WHAT YOU WILL DO:
Where the word "Support" occurs in a line, return that line.

DATA LINES:
>> BEGIN

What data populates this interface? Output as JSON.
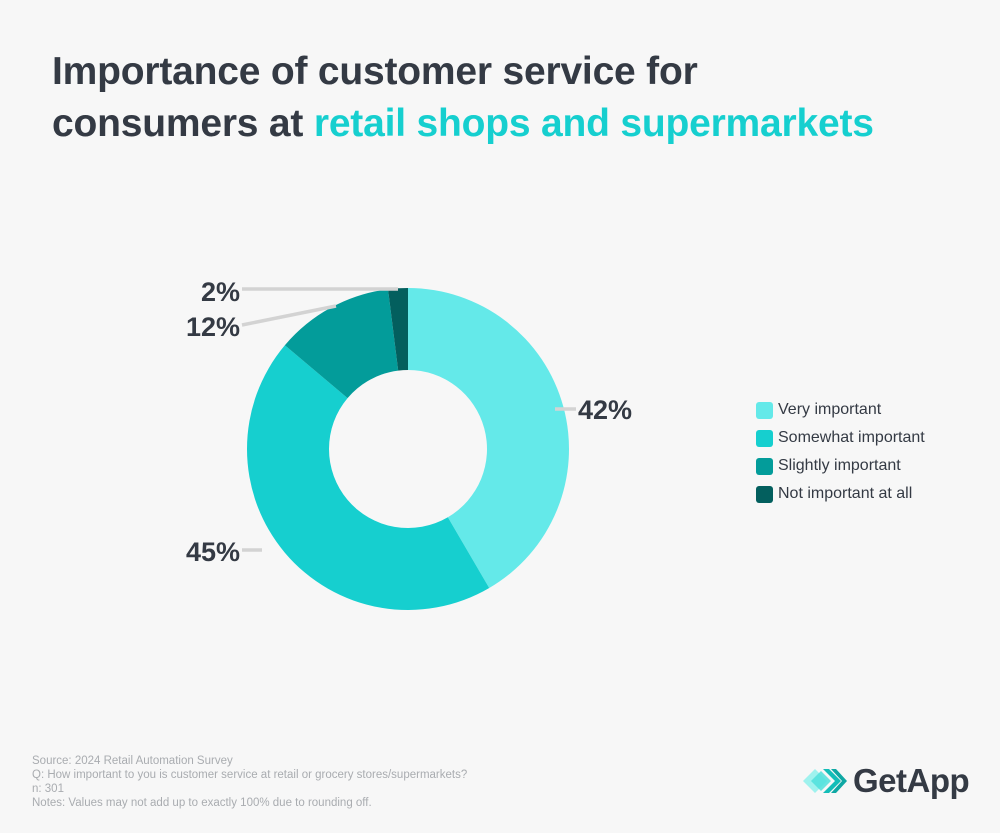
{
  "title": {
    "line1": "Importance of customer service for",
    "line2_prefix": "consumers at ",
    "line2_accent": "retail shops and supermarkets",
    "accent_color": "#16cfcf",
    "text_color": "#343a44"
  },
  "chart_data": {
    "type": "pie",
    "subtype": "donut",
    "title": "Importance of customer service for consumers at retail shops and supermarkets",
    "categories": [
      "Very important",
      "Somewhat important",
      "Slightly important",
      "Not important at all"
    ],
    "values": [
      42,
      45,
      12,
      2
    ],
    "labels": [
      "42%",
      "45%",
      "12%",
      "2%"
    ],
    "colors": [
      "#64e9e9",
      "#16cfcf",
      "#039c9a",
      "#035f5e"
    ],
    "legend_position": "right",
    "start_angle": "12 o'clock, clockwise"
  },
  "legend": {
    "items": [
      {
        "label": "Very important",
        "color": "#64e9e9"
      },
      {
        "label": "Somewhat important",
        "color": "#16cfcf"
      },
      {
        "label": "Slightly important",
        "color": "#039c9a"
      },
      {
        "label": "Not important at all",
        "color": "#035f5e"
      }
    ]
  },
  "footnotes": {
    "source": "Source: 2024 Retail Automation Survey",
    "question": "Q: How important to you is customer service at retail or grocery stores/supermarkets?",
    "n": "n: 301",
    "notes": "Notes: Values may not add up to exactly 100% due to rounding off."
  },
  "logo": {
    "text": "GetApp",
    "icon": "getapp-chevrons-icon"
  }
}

>> END
>> BEGIN

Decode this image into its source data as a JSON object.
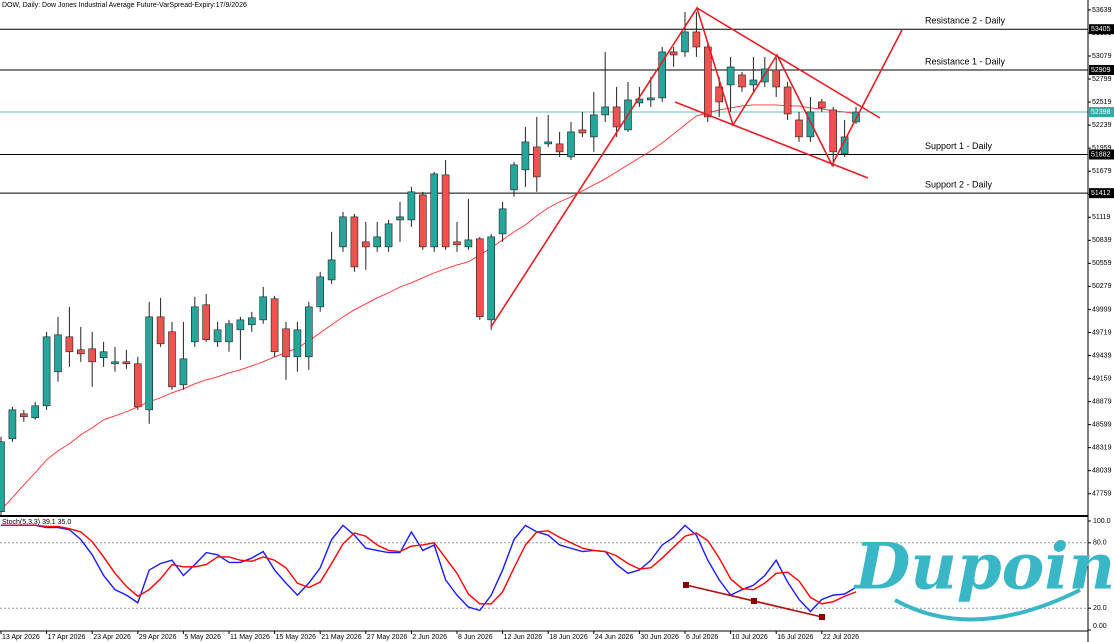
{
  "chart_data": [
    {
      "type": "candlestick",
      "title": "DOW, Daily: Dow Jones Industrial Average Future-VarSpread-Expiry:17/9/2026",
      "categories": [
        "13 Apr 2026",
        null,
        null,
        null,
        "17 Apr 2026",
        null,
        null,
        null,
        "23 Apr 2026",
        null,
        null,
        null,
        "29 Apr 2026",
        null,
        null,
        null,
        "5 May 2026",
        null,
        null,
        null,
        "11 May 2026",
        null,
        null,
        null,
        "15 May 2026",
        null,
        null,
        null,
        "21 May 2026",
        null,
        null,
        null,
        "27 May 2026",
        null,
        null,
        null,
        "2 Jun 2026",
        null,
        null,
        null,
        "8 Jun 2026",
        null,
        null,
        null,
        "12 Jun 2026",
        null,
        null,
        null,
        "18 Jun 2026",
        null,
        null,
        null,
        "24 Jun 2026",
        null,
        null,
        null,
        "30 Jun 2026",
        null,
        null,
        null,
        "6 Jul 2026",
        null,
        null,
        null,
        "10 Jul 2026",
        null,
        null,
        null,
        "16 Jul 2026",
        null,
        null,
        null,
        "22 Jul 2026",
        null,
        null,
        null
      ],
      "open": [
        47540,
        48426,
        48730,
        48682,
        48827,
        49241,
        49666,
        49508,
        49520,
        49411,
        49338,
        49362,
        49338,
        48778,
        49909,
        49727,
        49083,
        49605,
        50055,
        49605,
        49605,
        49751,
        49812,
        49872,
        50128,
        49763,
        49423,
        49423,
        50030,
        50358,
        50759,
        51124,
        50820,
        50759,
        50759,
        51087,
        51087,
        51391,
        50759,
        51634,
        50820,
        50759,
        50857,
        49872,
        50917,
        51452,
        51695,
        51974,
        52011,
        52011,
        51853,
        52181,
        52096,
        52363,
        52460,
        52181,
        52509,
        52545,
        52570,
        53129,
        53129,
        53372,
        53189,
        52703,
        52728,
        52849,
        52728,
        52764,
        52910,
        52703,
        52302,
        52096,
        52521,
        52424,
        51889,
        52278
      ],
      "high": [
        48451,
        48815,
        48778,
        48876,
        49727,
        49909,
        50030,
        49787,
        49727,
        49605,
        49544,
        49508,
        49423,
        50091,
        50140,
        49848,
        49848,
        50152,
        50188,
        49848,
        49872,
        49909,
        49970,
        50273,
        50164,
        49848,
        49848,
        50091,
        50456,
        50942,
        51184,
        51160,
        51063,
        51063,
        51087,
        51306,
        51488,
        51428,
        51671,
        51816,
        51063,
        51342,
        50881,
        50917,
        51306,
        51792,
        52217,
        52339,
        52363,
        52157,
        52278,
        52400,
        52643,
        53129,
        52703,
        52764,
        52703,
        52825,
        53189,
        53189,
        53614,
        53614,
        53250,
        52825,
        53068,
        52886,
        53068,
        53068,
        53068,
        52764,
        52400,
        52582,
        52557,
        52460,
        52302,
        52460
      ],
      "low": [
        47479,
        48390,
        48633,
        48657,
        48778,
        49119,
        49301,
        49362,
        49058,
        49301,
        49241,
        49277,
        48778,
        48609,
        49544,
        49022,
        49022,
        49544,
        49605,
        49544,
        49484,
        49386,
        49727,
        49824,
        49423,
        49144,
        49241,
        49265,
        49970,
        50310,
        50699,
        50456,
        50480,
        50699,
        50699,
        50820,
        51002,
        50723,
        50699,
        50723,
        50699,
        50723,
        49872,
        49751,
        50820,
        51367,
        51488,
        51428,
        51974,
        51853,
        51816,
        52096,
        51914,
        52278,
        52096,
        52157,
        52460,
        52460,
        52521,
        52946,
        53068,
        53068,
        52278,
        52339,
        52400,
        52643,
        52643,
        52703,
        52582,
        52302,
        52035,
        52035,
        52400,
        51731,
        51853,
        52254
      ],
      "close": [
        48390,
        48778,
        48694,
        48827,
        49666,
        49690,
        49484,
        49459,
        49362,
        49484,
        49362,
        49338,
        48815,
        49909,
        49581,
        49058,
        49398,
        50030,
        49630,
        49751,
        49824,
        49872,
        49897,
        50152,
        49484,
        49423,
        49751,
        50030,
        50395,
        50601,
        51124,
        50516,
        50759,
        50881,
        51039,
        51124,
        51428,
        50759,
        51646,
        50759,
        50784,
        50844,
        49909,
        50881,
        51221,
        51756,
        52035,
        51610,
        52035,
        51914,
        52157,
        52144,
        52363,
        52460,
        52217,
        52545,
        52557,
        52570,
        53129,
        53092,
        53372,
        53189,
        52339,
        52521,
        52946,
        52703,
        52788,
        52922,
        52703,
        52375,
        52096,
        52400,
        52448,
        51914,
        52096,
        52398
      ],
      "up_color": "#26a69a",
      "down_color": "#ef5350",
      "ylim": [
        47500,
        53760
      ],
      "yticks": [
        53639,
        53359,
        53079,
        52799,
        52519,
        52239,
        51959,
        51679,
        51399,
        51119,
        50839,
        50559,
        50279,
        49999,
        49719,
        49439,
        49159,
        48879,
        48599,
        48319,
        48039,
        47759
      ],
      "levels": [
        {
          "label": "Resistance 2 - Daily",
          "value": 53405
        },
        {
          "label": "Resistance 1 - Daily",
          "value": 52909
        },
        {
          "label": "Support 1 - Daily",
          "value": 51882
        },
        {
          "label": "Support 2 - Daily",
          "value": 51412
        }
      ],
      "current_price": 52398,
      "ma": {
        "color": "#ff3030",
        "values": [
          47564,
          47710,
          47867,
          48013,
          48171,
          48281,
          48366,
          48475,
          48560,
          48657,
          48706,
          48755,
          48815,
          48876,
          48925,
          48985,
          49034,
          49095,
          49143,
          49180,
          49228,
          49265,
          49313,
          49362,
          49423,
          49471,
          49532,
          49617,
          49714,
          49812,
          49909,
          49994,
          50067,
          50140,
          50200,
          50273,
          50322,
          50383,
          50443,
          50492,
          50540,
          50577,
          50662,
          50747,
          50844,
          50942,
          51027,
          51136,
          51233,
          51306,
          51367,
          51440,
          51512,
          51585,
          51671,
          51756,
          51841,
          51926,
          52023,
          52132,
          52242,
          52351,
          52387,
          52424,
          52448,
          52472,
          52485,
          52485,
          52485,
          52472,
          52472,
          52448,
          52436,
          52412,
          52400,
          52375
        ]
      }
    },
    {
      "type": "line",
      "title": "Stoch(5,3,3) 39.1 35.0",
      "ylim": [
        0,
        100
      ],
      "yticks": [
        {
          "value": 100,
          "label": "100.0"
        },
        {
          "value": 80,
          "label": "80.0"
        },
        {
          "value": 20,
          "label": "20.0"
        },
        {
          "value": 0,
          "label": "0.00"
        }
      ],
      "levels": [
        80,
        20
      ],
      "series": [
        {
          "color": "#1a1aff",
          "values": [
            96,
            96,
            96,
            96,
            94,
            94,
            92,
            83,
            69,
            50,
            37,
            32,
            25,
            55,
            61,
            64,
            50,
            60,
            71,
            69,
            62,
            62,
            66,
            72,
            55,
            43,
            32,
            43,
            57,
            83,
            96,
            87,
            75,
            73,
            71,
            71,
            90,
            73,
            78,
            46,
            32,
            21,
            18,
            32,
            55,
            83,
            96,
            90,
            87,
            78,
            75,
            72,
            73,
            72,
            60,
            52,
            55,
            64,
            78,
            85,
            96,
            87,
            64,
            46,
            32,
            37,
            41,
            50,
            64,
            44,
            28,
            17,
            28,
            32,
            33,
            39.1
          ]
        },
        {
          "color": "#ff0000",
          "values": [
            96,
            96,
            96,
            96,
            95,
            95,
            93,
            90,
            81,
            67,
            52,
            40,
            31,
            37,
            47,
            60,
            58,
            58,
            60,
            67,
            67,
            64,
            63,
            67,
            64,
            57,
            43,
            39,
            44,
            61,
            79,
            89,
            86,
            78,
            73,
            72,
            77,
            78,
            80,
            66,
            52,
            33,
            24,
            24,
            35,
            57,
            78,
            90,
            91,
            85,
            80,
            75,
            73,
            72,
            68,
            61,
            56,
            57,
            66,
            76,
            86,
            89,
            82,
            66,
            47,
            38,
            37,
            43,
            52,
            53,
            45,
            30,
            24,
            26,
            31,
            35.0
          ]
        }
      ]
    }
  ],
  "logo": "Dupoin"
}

>> END
>> BEGIN

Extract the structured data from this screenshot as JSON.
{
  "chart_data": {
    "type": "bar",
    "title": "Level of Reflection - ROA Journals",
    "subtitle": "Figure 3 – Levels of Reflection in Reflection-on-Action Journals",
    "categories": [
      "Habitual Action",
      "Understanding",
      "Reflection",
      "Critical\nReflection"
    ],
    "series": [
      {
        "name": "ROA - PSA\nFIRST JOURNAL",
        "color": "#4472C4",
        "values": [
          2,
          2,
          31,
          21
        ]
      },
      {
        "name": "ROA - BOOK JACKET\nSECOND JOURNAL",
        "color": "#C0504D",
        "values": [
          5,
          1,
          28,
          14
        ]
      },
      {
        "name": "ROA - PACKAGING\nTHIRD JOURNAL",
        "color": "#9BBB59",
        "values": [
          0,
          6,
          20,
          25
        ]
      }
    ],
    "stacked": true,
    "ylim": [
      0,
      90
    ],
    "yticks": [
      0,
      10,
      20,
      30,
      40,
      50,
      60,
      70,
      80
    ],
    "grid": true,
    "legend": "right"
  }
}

>> END

EXPECTED OUTPUT:
          "label": "Support 1 - Daily",
          "label": "Support 2 - Daily",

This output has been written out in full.